**TEXT EXCERPT**
Challenges for businesses coming to the Philippines

In the past, the barriers for international companies doing business in the Philippines were restrictive. Foreign investors couldn’t fully own ventures in the country, and there were other operational restrictions, a lack of transparency in procurement tenders and inadequate public investment in infrastructure. However, the government is tackling these issues head on. In 2022, Philippines leader Ferdinand Marcos Jr went on his first overseas trip and secured investment pledges of $14 billion when he declared the Philippines open for business.2

"This [investment] will support our country's economic recovery efforts and create more jobs for Filipinos here in our country," Marcos said on his return. "We look forward to doing the detailed work that is necessary to bring all these proposals to fruition."

The administration of former Philippines President Rodrigo Duterte implemented a massive US$180 billion infrastructure-spending plan in 2018, called the ‘Build! Build! Build! Program’. It included up to 75 enormous flagship projects, including airports, railways, seaports, roads and bridges, to try to close the country’s existing infrastructure gaps, encourage investment and job creation, and boost GDP growth from 6.7% in 2018 to 7-8% in the following years. Public infrastructure investment rose from an average of 3% during 2011-16 to over 5% in 2018 and is targeting over 6% in 2022.3

International Subsidiary Banking

As the Philippines opens up further to foreign investment, organizations considering projects there need a partner bank that has an international approach, as well as vast experience with other global businesses.

HSBC’s international subsidiary banking offering can help you overcome many of the challenges that you may encounter when entering or expanding into a country like the Philippines. It provides the advantages of a well-connected local bank with a deep understanding of the complexities of doing business in the market, combined with a unique global perspective.

**WORK ORDER 1**
According to the text on doing business in the Philippines, what was the total value of the infrastructure-spending plan implemented in 2018?
**WORK ORDER 2**
Revise the text on doing business in the Philippines by writing out everything from "The administration of" down to "other global businesses." with "seaports" changed to "harbors".
**WORK ORDER 3**
Translate this sentence from the text on doing business in the Philippines into Spanish: "However, the government is tackling these issues head on."

[Bounding box prediction data]
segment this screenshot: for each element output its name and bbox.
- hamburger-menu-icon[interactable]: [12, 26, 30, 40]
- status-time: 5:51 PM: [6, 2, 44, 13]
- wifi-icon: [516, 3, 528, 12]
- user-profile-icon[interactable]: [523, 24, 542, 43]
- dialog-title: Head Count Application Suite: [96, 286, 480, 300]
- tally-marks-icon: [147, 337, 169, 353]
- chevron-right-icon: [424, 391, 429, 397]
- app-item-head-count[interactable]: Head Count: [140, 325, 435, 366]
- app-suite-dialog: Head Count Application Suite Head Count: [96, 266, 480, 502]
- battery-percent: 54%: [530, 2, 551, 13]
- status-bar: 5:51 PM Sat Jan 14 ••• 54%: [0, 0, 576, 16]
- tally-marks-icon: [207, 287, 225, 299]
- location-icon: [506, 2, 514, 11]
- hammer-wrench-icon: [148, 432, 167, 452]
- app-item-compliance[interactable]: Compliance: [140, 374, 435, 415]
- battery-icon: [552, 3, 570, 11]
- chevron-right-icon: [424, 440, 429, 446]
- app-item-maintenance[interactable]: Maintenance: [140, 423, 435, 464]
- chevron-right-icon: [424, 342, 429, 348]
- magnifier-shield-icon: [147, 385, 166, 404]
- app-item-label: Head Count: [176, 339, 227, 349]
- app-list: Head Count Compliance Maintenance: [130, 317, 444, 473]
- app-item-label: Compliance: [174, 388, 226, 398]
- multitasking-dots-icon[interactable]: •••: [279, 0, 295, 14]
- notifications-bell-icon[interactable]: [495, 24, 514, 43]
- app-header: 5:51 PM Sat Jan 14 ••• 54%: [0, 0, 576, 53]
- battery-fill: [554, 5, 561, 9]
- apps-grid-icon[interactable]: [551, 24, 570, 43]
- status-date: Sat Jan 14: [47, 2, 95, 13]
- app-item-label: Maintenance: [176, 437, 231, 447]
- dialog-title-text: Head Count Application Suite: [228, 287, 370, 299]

**REPLY 1**
US$180 billion.

**REPLY 2**
The administration of former Philippines President Rodrigo Duterte implemented a massive US$180 billion infrastructure-spending plan in 2018, called the ‘Build! Build! Build! Program’. It included up to 75 enormous flagship projects, including airports, railways, harbors, roads and bridges, to try to close the country’s existing infrastructure gaps, encourage investment and job creation, and boost GDP growth from 6.7% in 2018 to 7-8% in the following years. Public infrastructure investment rose from an average of 3% during 2011-16 to over 5% in 2018 and is targeting over 6% in 2022.3

International Subsidiary Banking

As the Philippines opens up further to foreign investment, organizations considering projects there need a partner bank that has an international approach, as well as vast experience with other global businesses.

**REPLY 3**
Sin embargo, el gobierno está abordando estos problemas de frente.